>>>

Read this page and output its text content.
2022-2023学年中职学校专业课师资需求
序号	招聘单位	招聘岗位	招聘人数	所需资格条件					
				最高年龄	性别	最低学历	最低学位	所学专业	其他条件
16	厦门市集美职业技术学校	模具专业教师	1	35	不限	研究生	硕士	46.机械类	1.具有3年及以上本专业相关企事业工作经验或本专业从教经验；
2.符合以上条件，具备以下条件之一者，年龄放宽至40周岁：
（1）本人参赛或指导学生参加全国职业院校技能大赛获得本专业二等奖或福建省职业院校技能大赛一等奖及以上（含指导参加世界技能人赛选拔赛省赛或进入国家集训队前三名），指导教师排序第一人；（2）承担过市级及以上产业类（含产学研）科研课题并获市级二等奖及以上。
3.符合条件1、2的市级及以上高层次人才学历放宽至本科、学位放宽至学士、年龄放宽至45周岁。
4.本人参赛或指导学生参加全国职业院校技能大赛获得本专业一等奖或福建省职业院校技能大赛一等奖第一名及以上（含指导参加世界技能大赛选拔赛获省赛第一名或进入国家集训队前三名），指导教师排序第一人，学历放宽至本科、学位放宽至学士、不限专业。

<<<

→ **What is needed**:
Answer with one number only: how many lines above contain the word "指导教师排序第一人".

→ **Response to the exercise**:
2